● DATA SECTION:
········
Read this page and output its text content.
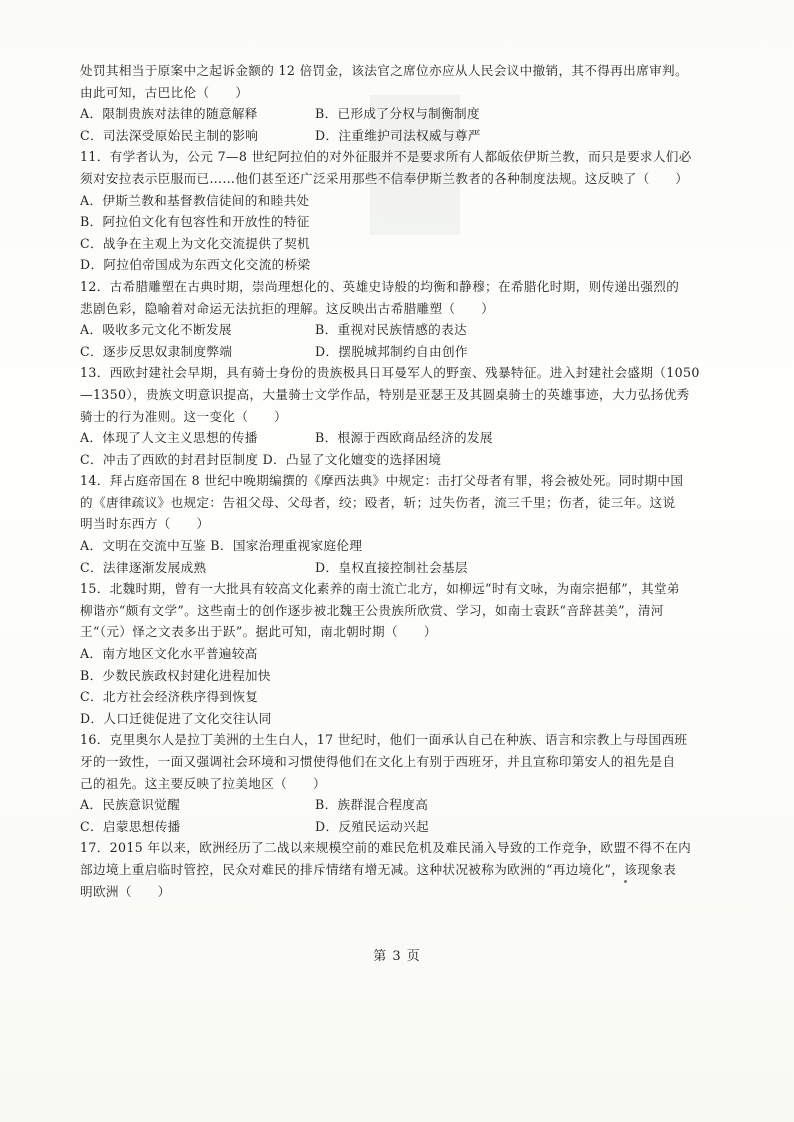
处罚其相当于原案中之起诉金额的 12 倍罚金，该法官之席位亦应从人民会议中撤销，其不得再出席审判。
由此可知，古巴比伦（　　）
A．限制贵族对法律的随意解释	B．已形成了分权与制衡制度
C．司法深受原始民主制的影响	D．注重维护司法权威与尊严
11．有学者认为，公元 7—8 世纪阿拉伯的对外征服并不是要求所有人都皈依伊斯兰教，而只是要求人们必
须对安拉表示臣服而已……他们甚至还广泛采用那些不信奉伊斯兰教者的各种制度法规。这反映了（　　）
A．伊斯兰教和基督教信徒间的和睦共处
B．阿拉伯文化有包容性和开放性的特征
C．战争在主观上为文化交流提供了契机
D．阿拉伯帝国成为东西文化交流的桥梁
12．古希腊雕塑在古典时期，崇尚理想化的、英雄史诗般的均衡和静穆；在希腊化时期，则传递出强烈的
悲剧色彩，隐喻着对命运无法抗拒的理解。这反映出古希腊雕塑（　　）
A．吸收多元文化不断发展	B．重视对民族情感的表达
C．逐步反思奴隶制度弊端	D．摆脱城邦制约自由创作
13．西欧封建社会早期，具有骑士身份的贵族极具日耳曼军人的野蛮、残暴特征。进入封建社会盛期（1050
—1350），贵族文明意识提高，大量骑士文学作品，特别是亚瑟王及其圆桌骑士的英雄事迹，大力弘扬优秀
骑士的行为准则。这一变化（　　）
A．体现了人文主义思想的传播	B．根源于西欧商品经济的发展
C．冲击了西欧的封君封臣制度 D．凸显了文化嬗变的选择困境
14．拜占庭帝国在 8 世纪中晚期编撰的《摩西法典》中规定：击打父母者有罪，将会被处死。同时期中国
的《唐律疏议》也规定：告祖父母、父母者，绞；殴者，斩；过失伤者，流三千里；伤者，徒三年。这说
明当时东西方（　　）
A．文明在交流中互鉴 B．国家治理重视家庭伦理
C．法律逐渐发展成熟	D．皇权直接控制社会基层
15．北魏时期，曾有一大批具有较高文化素养的南士流亡北方，如柳远“时有文咏，为南宗挹郁”，其堂弟
柳谐亦“颇有文学”。这些南士的创作逐步被北魏王公贵族所欣赏、学习，如南士袁跃“音辞甚美”，清河
王“（元）怿之文表多出于跃”。据此可知，南北朝时期（　　）
A．南方地区文化水平普遍较高
B．少数民族政权封建化进程加快
C．北方社会经济秩序得到恢复
D．人口迁徙促进了文化交往认同
16．克里奥尔人是拉丁美洲的土生白人，17 世纪时，他们一面承认自己在种族、语言和宗教上与母国西班
牙的一致性，一面又强调社会环境和习惯使得他们在文化上有别于西班牙，并且宣称印第安人的祖先是自
己的祖先。这主要反映了拉美地区（　　）
A．民族意识觉醒	B．族群混合程度高
C．启蒙思想传播	D．反殖民运动兴起
17．2015 年以来，欧洲经历了二战以来规模空前的难民危机及难民涌入导致的工作竞争，欧盟不得不在内
部边境上重启临时管控，民众对难民的排斥情绪有增无减。这种状况被称为欧洲的“再边境化”，该现象表
明欧洲（　　）
第 3 页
········
● TASK TO COMPLETE:
Make a verbatim copy of all the entries and strip out the pictures.

● ANSWER FOR THE TASK:
Read this page and output its text content.
处罚其相当于原案中之起诉金额的 12 倍罚金，该法官之席位亦应从人民会议中撤销，其不得再出席审判。
由此可知，古巴比伦（　　）
A．限制贵族对法律的随意解释	B．已形成了分权与制衡制度
C．司法深受原始民主制的影响	D．注重维护司法权威与尊严
11．有学者认为，公元 7—8 世纪阿拉伯的对外征服并不是要求所有人都皈依伊斯兰教，而只是要求人们必
须对安拉表示臣服而已……他们甚至还广泛采用那些不信奉伊斯兰教者的各种制度法规。这反映了（　　）
A．伊斯兰教和基督教信徒间的和睦共处
B．阿拉伯文化有包容性和开放性的特征
C．战争在主观上为文化交流提供了契机
D．阿拉伯帝国成为东西文化交流的桥梁
12．古希腊雕塑在古典时期，崇尚理想化的、英雄史诗般的均衡和静穆；在希腊化时期，则传递出强烈的
悲剧色彩，隐喻着对命运无法抗拒的理解。这反映出古希腊雕塑（　　）
A．吸收多元文化不断发展	B．重视对民族情感的表达
C．逐步反思奴隶制度弊端	D．摆脱城邦制约自由创作
13．西欧封建社会早期，具有骑士身份的贵族极具日耳曼军人的野蛮、残暴特征。进入封建社会盛期（1050
—1350），贵族文明意识提高，大量骑士文学作品，特别是亚瑟王及其圆桌骑士的英雄事迹，大力弘扬优秀
骑士的行为准则。这一变化（　　）
A．体现了人文主义思想的传播	B．根源于西欧商品经济的发展
C．冲击了西欧的封君封臣制度 D．凸显了文化嬗变的选择困境
14．拜占庭帝国在 8 世纪中晚期编撰的《摩西法典》中规定：击打父母者有罪，将会被处死。同时期中国
的《唐律疏议》也规定：告祖父母、父母者，绞；殴者，斩；过失伤者，流三千里；伤者，徒三年。这说
明当时东西方（　　）
A．文明在交流中互鉴 B．国家治理重视家庭伦理
C．法律逐渐发展成熟	D．皇权直接控制社会基层
15．北魏时期，曾有一大批具有较高文化素养的南士流亡北方，如柳远“时有文咏，为南宗挹郁”，其堂弟
柳谐亦“颇有文学”。这些南士的创作逐步被北魏王公贵族所欣赏、学习，如南士袁跃“音辞甚美”，清河
王“（元）怿之文表多出于跃”。据此可知，南北朝时期（　　）
A．南方地区文化水平普遍较高
B．少数民族政权封建化进程加快
C．北方社会经济秩序得到恢复
D．人口迁徙促进了文化交往认同
16．克里奥尔人是拉丁美洲的土生白人，17 世纪时，他们一面承认自己在种族、语言和宗教上与母国西班
牙的一致性，一面又强调社会环境和习惯使得他们在文化上有别于西班牙，并且宣称印第安人的祖先是自
己的祖先。这主要反映了拉美地区（　　）
A．民族意识觉醒	B．族群混合程度高
C．启蒙思想传播	D．反殖民运动兴起
17．2015 年以来，欧洲经历了二战以来规模空前的难民危机及难民涌入导致的工作竞争，欧盟不得不在内
部边境上重启临时管控，民众对难民的排斥情绪有增无减。这种状况被称为欧洲的“再边境化”，该现象表
明欧洲（　　）
第 3 页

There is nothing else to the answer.